+++ DATA TO PROCESS +++
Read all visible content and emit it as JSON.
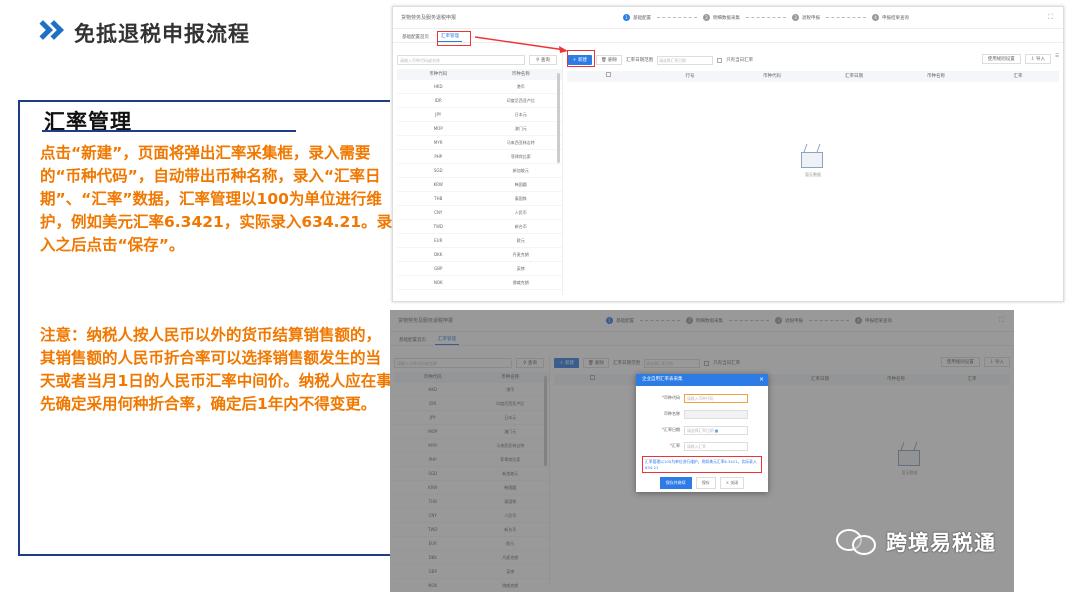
{
  "slide": {
    "title": "免抵退税申报流程",
    "panel_heading": "汇率管理",
    "body_text": "点击“新建”，页面将弹出汇率采集框，录入需要的“币种代码”，自动带出币种名称，录入“汇率日期”、“汇率”数据，汇率管理以100为单位进行维护，例如美元汇率6.3421，实际录入634.21。录入之后点击“保存”。",
    "note_text": "注意：纳税人按人民币以外的货币结算销售额的，其销售额的人民币折合率可以选择销售额发生的当天或者当月1日的人民币汇率中间价。纳税人应在事先确定采用何种折合率，确定后1年内不得变更。"
  },
  "app": {
    "brand": "货物劳务及服务退税申报",
    "steps": [
      {
        "num": "1",
        "label": "基础配置"
      },
      {
        "num": "2",
        "label": "明细数据采集"
      },
      {
        "num": "3",
        "label": "退税申报"
      },
      {
        "num": "4",
        "label": "申报结果查询"
      }
    ],
    "tabs": [
      "基础配置首页",
      "汇率管理"
    ],
    "search_placeholder": "请输入币种代码或名称",
    "search_btn": "查询",
    "list_headers": [
      "币种代码",
      "币种名称"
    ],
    "currencies": [
      {
        "code": "HKD",
        "name": "港币"
      },
      {
        "code": "IDR",
        "name": "印度尼西亚卢比"
      },
      {
        "code": "JPY",
        "name": "日本元"
      },
      {
        "code": "MOP",
        "name": "澳门元"
      },
      {
        "code": "MYR",
        "name": "马来西亚林吉特"
      },
      {
        "code": "PHP",
        "name": "菲律宾比索"
      },
      {
        "code": "SGD",
        "name": "新加坡元"
      },
      {
        "code": "KRW",
        "name": "韩国圆"
      },
      {
        "code": "THB",
        "name": "泰国铢"
      },
      {
        "code": "CNY",
        "name": "人民币"
      },
      {
        "code": "TWD",
        "name": "新台币"
      },
      {
        "code": "EUR",
        "name": "欧元"
      },
      {
        "code": "DKK",
        "name": "丹麦克朗"
      },
      {
        "code": "GBP",
        "name": "英镑"
      },
      {
        "code": "NOK",
        "name": "挪威克朗"
      }
    ],
    "toolbar": {
      "new": "新建",
      "delete": "删除",
      "date_label": "汇率日期范围",
      "date_placeholder": "请选择汇率日期",
      "checkbox_label": "只有当日汇率",
      "settings_btn": "使用规则设置",
      "import_btn": "导入"
    },
    "table_headers": [
      "行号",
      "币种代码",
      "币种名称",
      "汇率日期",
      "币种名称",
      "汇率"
    ],
    "empty_text": "暂无数据",
    "dialog": {
      "title": "企业自用汇率表采集",
      "fields": [
        {
          "label": "币种代码",
          "placeholder": "请输入币种代码",
          "required": true
        },
        {
          "label": "币种名称",
          "placeholder": "",
          "required": false
        },
        {
          "label": "汇率日期",
          "placeholder": "请选择汇率日期",
          "required": true
        },
        {
          "label": "汇率",
          "placeholder": "请输入汇率",
          "required": true
        }
      ],
      "hint": "汇率管理以100为单位进行维护，例如美元汇率6.3421，实际录入634.21",
      "btn_save_continue": "保存并继续",
      "btn_save": "保存",
      "btn_close": "关闭"
    }
  },
  "watermark": "跨境易税通"
}
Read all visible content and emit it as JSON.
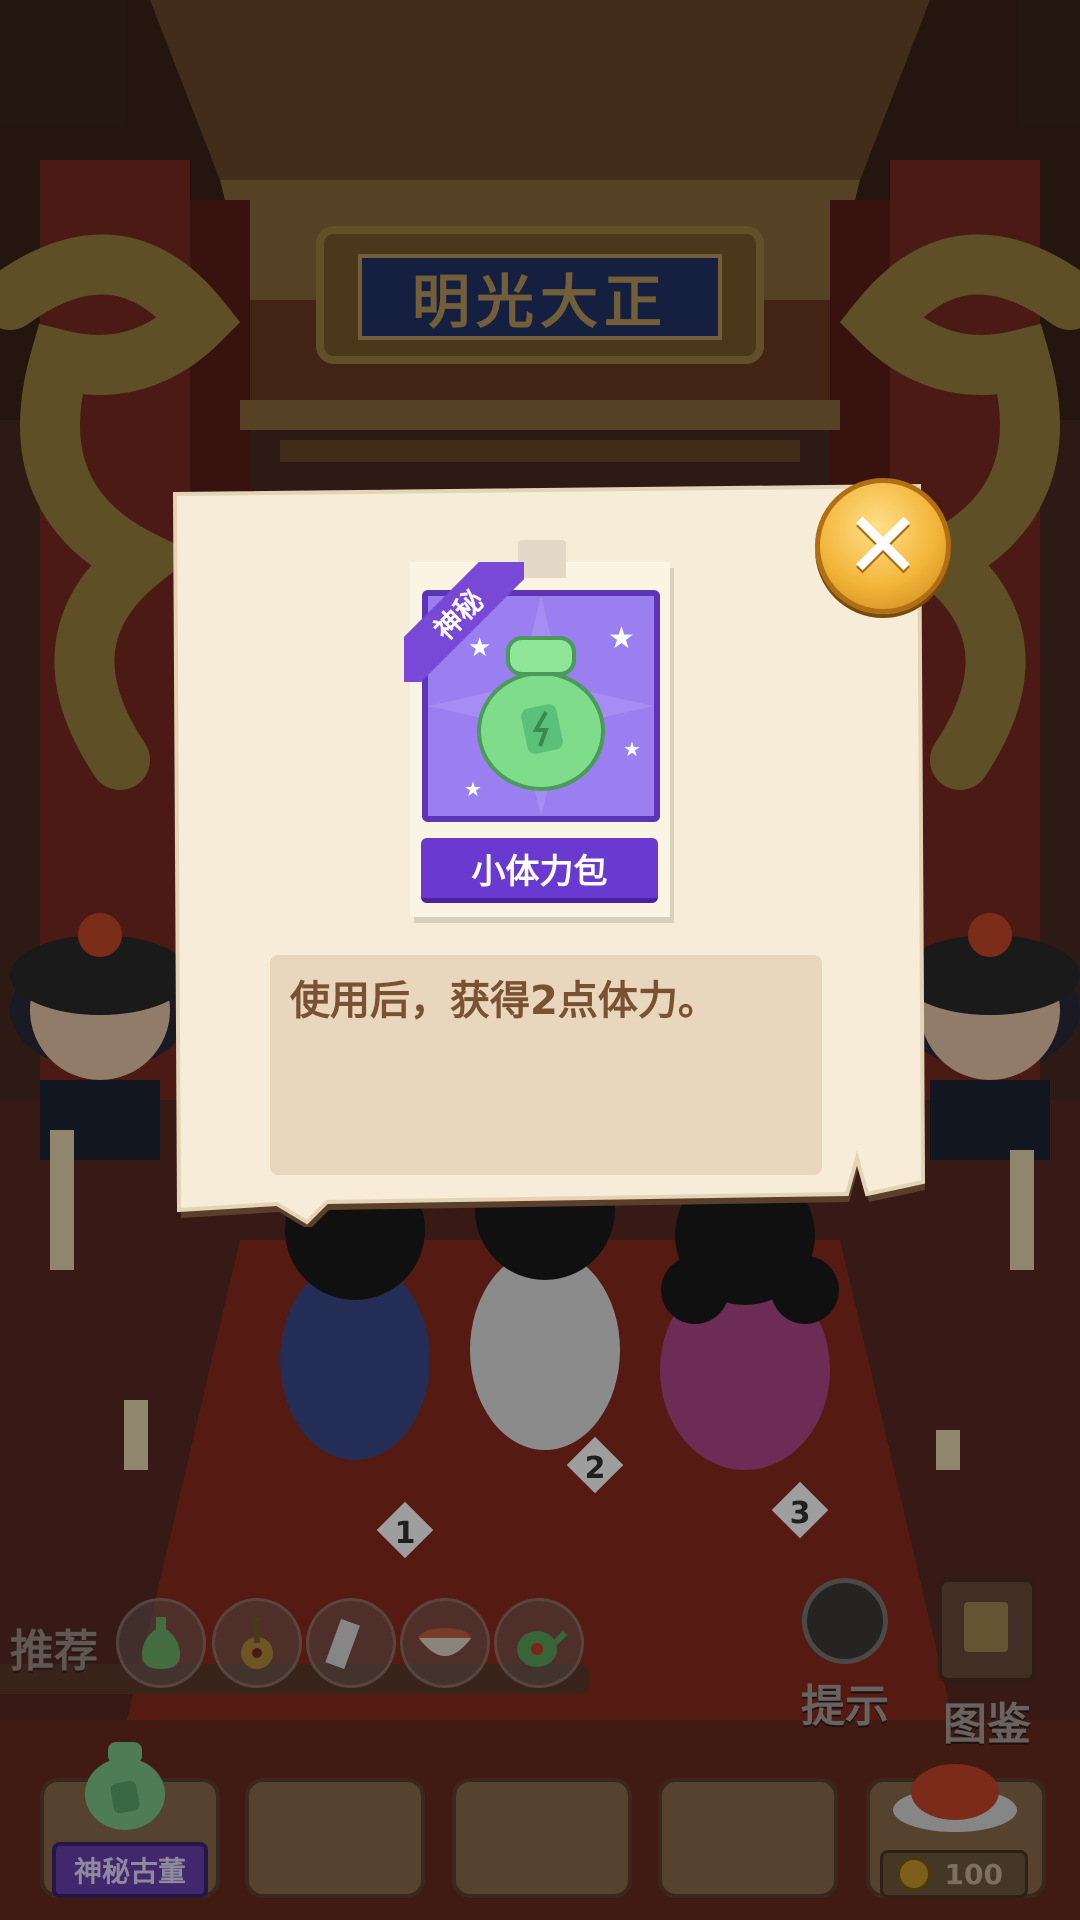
{
  "scene": {
    "plaque_text": "明光大正"
  },
  "dialog": {
    "card_tag": "神秘",
    "item_name": "小体力包",
    "description": "使用后，获得2点体力。",
    "close_icon": "close-icon"
  },
  "bottom_bar": {
    "recommend_label": "推荐",
    "recommend_items": [
      "vase-icon",
      "lute-icon",
      "scroll-icon",
      "bowl-icon",
      "teapot-icon"
    ],
    "hint_label": "提示",
    "catalog_label": "图鉴",
    "slot_label": "神秘古董",
    "coins": "100"
  },
  "colors": {
    "accent_purple": "#6a3ad0",
    "dialog_paper": "#f6ecd8",
    "close_gold": "#f3b53a"
  }
}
+++
# TASK GOAL
Make a verbatim copy of all the entries and strip out the pictures.

# WRITTEN SOLUTION
Read all visible content and emit it as JSON.
{
  "slide": {
    "title": "免抵退税申报流程",
    "panel_heading": "汇率管理",
    "body_text": "点击“新建”，页面将弹出汇率采集框，录入需要的“币种代码”，自动带出币种名称，录入“汇率日期”、“汇率”数据，汇率管理以100为单位进行维护，例如美元汇率6.3421，实际录入634.21。录入之后点击“保存”。",
    "note_text": "注意：纳税人按人民币以外的货币结算销售额的，其销售额的人民币折合率可以选择销售额发生的当天或者当月1日的人民币汇率中间价。纳税人应在事先确定采用何种折合率，确定后1年内不得变更。"
  },
  "app": {
    "brand": "货物劳务及服务退税申报",
    "steps": [
      {
        "num": "1",
        "label": "基础配置"
      },
      {
        "num": "2",
        "label": "明细数据采集"
      },
      {
        "num": "3",
        "label": "退税申报"
      },
      {
        "num": "4",
        "label": "申报结果查询"
      }
    ],
    "tabs": [
      "基础配置首页",
      "汇率管理"
    ],
    "search_placeholder": "请输入币种代码或名称",
    "search_btn": "查询",
    "list_headers": [
      "币种代码",
      "币种名称"
    ],
    "currencies": [
      {
        "code": "HKD",
        "name": "港币"
      },
      {
        "code": "IDR",
        "name": "印度尼西亚卢比"
      },
      {
        "code": "JPY",
        "name": "日本元"
      },
      {
        "code": "MOP",
        "name": "澳门元"
      },
      {
        "code": "MYR",
        "name": "马来西亚林吉特"
      },
      {
        "code": "PHP",
        "name": "菲律宾比索"
      },
      {
        "code": "SGD",
        "name": "新加坡元"
      },
      {
        "code": "KRW",
        "name": "韩国圆"
      },
      {
        "code": "THB",
        "name": "泰国铢"
      },
      {
        "code": "CNY",
        "name": "人民币"
      },
      {
        "code": "TWD",
        "name": "新台币"
      },
      {
        "code": "EUR",
        "name": "欧元"
      },
      {
        "code": "DKK",
        "name": "丹麦克朗"
      },
      {
        "code": "GBP",
        "name": "英镑"
      },
      {
        "code": "NOK",
        "name": "挪威克朗"
      }
    ],
    "toolbar": {
      "new": "新建",
      "delete": "删除",
      "date_label": "汇率日期范围",
      "date_placeholder": "请选择汇率日期",
      "checkbox_label": "只有当日汇率",
      "settings_btn": "使用规则设置",
      "import_btn": "导入"
    },
    "table_headers": [
      "行号",
      "币种代码",
      "币种名称",
      "汇率日期",
      "币种名称",
      "汇率"
    ],
    "empty_text": "暂无数据",
    "dialog": {
      "title": "企业自用汇率表采集",
      "fields": [
        {
          "label": "币种代码",
          "placeholder": "请输入币种代码",
          "required": true
        },
        {
          "label": "币种名称",
          "placeholder": "",
          "required": false
        },
        {
          "label": "汇率日期",
          "placeholder": "请选择汇率日期",
          "required": true
        },
        {
          "label": "汇率",
          "placeholder": "请输入汇率",
          "required": true
        }
      ],
      "hint": "汇率管理以100为单位进行维护，例如美元汇率6.3421，实际录入634.21",
      "btn_save_continue": "保存并继续",
      "btn_save": "保存",
      "btn_close": "关闭"
    }
  },
  "watermark": "跨境易税通"
}
Read all visible content and emit it as JSON.
{
  "scene": {
    "plaque_text": "明光大正"
  },
  "dialog": {
    "card_tag": "神秘",
    "item_name": "小体力包",
    "description": "使用后，获得2点体力。",
    "close_icon": "close-icon"
  },
  "bottom_bar": {
    "recommend_label": "推荐",
    "recommend_items": [
      "vase-icon",
      "lute-icon",
      "scroll-icon",
      "bowl-icon",
      "teapot-icon"
    ],
    "hint_label": "提示",
    "catalog_label": "图鉴",
    "slot_label": "神秘古董",
    "coins": "100"
  },
  "colors": {
    "accent_purple": "#6a3ad0",
    "dialog_paper": "#f6ecd8",
    "close_gold": "#f3b53a"
  }
}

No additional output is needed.